* START *

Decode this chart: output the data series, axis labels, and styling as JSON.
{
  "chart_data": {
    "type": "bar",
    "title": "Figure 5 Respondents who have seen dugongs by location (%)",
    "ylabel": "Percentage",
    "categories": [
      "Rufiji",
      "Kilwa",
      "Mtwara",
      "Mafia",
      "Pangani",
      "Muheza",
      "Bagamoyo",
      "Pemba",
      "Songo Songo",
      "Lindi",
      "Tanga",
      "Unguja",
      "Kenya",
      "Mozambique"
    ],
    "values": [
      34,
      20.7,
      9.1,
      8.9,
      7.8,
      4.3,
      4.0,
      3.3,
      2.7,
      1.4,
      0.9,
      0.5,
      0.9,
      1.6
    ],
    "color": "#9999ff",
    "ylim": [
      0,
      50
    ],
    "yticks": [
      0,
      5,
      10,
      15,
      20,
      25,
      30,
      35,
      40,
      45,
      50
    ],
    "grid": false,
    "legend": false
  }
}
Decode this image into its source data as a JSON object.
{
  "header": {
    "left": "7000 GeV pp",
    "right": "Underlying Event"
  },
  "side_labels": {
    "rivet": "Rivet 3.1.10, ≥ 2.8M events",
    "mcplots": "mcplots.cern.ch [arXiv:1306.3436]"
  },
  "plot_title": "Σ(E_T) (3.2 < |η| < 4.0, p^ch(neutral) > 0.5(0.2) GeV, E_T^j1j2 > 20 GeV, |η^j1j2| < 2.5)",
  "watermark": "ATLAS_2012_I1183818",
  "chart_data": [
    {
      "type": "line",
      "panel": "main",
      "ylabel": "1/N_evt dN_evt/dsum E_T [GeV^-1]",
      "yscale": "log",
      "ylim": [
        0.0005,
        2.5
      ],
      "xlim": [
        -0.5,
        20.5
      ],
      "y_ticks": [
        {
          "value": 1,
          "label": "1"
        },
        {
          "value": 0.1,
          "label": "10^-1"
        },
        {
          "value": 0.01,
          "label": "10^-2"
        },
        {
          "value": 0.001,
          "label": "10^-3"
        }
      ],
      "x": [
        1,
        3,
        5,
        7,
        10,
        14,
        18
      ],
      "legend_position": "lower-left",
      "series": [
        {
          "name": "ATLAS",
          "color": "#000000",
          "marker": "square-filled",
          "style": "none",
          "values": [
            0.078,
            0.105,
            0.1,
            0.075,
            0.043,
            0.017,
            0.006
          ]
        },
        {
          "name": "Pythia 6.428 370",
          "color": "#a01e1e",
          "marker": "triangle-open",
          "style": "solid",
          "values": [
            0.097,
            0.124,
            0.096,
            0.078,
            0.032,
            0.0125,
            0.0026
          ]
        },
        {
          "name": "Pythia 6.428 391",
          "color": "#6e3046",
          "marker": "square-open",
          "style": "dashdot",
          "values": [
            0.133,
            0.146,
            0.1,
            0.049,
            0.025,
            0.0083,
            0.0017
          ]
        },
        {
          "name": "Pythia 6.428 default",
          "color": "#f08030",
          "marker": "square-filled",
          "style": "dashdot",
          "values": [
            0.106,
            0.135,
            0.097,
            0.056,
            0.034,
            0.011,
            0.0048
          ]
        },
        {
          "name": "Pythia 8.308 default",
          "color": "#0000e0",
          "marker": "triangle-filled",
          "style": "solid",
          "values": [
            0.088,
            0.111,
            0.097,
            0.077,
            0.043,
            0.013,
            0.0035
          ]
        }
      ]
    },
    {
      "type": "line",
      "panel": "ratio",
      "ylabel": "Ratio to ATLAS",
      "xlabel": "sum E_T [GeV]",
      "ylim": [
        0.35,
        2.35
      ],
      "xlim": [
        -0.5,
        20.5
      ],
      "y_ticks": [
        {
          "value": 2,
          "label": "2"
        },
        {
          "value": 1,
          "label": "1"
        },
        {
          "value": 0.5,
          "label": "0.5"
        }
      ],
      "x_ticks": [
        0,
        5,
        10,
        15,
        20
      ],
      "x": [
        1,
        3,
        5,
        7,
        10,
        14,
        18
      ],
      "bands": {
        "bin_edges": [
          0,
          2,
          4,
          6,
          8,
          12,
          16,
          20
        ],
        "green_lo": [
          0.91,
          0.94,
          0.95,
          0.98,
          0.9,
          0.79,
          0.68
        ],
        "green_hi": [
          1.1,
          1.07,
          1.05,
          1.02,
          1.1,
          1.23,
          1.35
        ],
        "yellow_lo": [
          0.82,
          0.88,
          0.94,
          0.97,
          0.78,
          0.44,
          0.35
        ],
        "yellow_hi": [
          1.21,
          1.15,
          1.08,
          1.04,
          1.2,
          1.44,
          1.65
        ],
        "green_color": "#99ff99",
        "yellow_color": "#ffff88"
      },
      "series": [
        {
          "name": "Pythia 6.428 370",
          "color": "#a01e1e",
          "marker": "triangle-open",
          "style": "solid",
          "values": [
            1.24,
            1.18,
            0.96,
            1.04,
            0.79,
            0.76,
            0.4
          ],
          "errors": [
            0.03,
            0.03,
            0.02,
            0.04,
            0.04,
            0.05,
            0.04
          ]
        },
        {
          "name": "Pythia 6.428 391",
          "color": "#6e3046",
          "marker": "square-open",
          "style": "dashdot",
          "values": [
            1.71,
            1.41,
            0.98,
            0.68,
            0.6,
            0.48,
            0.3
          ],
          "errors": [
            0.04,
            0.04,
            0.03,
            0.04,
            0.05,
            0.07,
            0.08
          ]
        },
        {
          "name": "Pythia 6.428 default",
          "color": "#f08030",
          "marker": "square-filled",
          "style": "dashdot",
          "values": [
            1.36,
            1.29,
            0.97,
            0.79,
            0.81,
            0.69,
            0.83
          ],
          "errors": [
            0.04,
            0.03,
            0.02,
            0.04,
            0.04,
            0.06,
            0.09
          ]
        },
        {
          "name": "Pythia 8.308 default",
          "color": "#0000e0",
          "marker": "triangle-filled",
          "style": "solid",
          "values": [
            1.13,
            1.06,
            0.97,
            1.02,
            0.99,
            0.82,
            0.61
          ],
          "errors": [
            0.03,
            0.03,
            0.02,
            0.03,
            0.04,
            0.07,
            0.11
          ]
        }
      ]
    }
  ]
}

* END *

### CHALLENGE
Copy out the whole listing exactly as written.

### SOLUTION BELOW
Decode this chart: output the data series, axis labels, and styling as JSON.
{
  "chart_data": {
    "type": "bar",
    "title": "Figure 5 Respondents who have seen dugongs by location (%)",
    "ylabel": "Percentage",
    "categories": [
      "Rufiji",
      "Kilwa",
      "Mtwara",
      "Mafia",
      "Pangani",
      "Muheza",
      "Bagamoyo",
      "Pemba",
      "Songo Songo",
      "Lindi",
      "Tanga",
      "Unguja",
      "Kenya",
      "Mozambique"
    ],
    "values": [
      34,
      20.7,
      9.1,
      8.9,
      7.8,
      4.3,
      4.0,
      3.3,
      2.7,
      1.4,
      0.9,
      0.5,
      0.9,
      1.6
    ],
    "color": "#9999ff",
    "ylim": [
      0,
      50
    ],
    "yticks": [
      0,
      5,
      10,
      15,
      20,
      25,
      30,
      35,
      40,
      45,
      50
    ],
    "grid": false,
    "legend": false
  }
}
Decode this image into its source data as a JSON object.
{
  "header": {
    "left": "7000 GeV pp",
    "right": "Underlying Event"
  },
  "side_labels": {
    "rivet": "Rivet 3.1.10, ≥ 2.8M events",
    "mcplots": "mcplots.cern.ch [arXiv:1306.3436]"
  },
  "plot_title": "Σ(E_T) (3.2 < |η| < 4.0, p^ch(neutral) > 0.5(0.2) GeV, E_T^j1j2 > 20 GeV, |η^j1j2| < 2.5)",
  "watermark": "ATLAS_2012_I1183818",
  "chart_data": [
    {
      "type": "line",
      "panel": "main",
      "ylabel": "1/N_evt dN_evt/dsum E_T [GeV^-1]",
      "yscale": "log",
      "ylim": [
        0.0005,
        2.5
      ],
      "xlim": [
        -0.5,
        20.5
      ],
      "y_ticks": [
        {
          "value": 1,
          "label": "1"
        },
        {
          "value": 0.1,
          "label": "10^-1"
        },
        {
          "value": 0.01,
          "label": "10^-2"
        },
        {
          "value": 0.001,
          "label": "10^-3"
        }
      ],
      "x": [
        1,
        3,
        5,
        7,
        10,
        14,
        18
      ],
      "legend_position": "lower-left",
      "series": [
        {
          "name": "ATLAS",
          "color": "#000000",
          "marker": "square-filled",
          "style": "none",
          "values": [
            0.078,
            0.105,
            0.1,
            0.075,
            0.043,
            0.017,
            0.006
          ]
        },
        {
          "name": "Pythia 6.428 370",
          "color": "#a01e1e",
          "marker": "triangle-open",
          "style": "solid",
          "values": [
            0.097,
            0.124,
            0.096,
            0.078,
            0.032,
            0.0125,
            0.0026
          ]
        },
        {
          "name": "Pythia 6.428 391",
          "color": "#6e3046",
          "marker": "square-open",
          "style": "dashdot",
          "values": [
            0.133,
            0.146,
            0.1,
            0.049,
            0.025,
            0.0083,
            0.0017
          ]
        },
        {
          "name": "Pythia 6.428 default",
          "color": "#f08030",
          "marker": "square-filled",
          "style": "dashdot",
          "values": [
            0.106,
            0.135,
            0.097,
            0.056,
            0.034,
            0.011,
            0.0048
          ]
        },
        {
          "name": "Pythia 8.308 default",
          "color": "#0000e0",
          "marker": "triangle-filled",
          "style": "solid",
          "values": [
            0.088,
            0.111,
            0.097,
            0.077,
            0.043,
            0.013,
            0.0035
          ]
        }
      ]
    },
    {
      "type": "line",
      "panel": "ratio",
      "ylabel": "Ratio to ATLAS",
      "xlabel": "sum E_T [GeV]",
      "ylim": [
        0.35,
        2.35
      ],
      "xlim": [
        -0.5,
        20.5
      ],
      "y_ticks": [
        {
          "value": 2,
          "label": "2"
        },
        {
          "value": 1,
          "label": "1"
        },
        {
          "value": 0.5,
          "label": "0.5"
        }
      ],
      "x_ticks": [
        0,
        5,
        10,
        15,
        20
      ],
      "x": [
        1,
        3,
        5,
        7,
        10,
        14,
        18
      ],
      "bands": {
        "bin_edges": [
          0,
          2,
          4,
          6,
          8,
          12,
          16,
          20
        ],
        "green_lo": [
          0.91,
          0.94,
          0.95,
          0.98,
          0.9,
          0.79,
          0.68
        ],
        "green_hi": [
          1.1,
          1.07,
          1.05,
          1.02,
          1.1,
          1.23,
          1.35
        ],
        "yellow_lo": [
          0.82,
          0.88,
          0.94,
          0.97,
          0.78,
          0.44,
          0.35
        ],
        "yellow_hi": [
          1.21,
          1.15,
          1.08,
          1.04,
          1.2,
          1.44,
          1.65
        ],
        "green_color": "#99ff99",
        "yellow_color": "#ffff88"
      },
      "series": [
        {
          "name": "Pythia 6.428 370",
          "color": "#a01e1e",
          "marker": "triangle-open",
          "style": "solid",
          "values": [
            1.24,
            1.18,
            0.96,
            1.04,
            0.79,
            0.76,
            0.4
          ],
          "errors": [
            0.03,
            0.03,
            0.02,
            0.04,
            0.04,
            0.05,
            0.04
          ]
        },
        {
          "name": "Pythia 6.428 391",
          "color": "#6e3046",
          "marker": "square-open",
          "style": "dashdot",
          "values": [
            1.71,
            1.41,
            0.98,
            0.68,
            0.6,
            0.48,
            0.3
          ],
          "errors": [
            0.04,
            0.04,
            0.03,
            0.04,
            0.05,
            0.07,
            0.08
          ]
        },
        {
          "name": "Pythia 6.428 default",
          "color": "#f08030",
          "marker": "square-filled",
          "style": "dashdot",
          "values": [
            1.36,
            1.29,
            0.97,
            0.79,
            0.81,
            0.69,
            0.83
          ],
          "errors": [
            0.04,
            0.03,
            0.02,
            0.04,
            0.04,
            0.06,
            0.09
          ]
        },
        {
          "name": "Pythia 8.308 default",
          "color": "#0000e0",
          "marker": "triangle-filled",
          "style": "solid",
          "values": [
            1.13,
            1.06,
            0.97,
            1.02,
            0.99,
            0.82,
            0.61
          ],
          "errors": [
            0.03,
            0.03,
            0.02,
            0.03,
            0.04,
            0.07,
            0.11
          ]
        }
      ]
    }
  ]
}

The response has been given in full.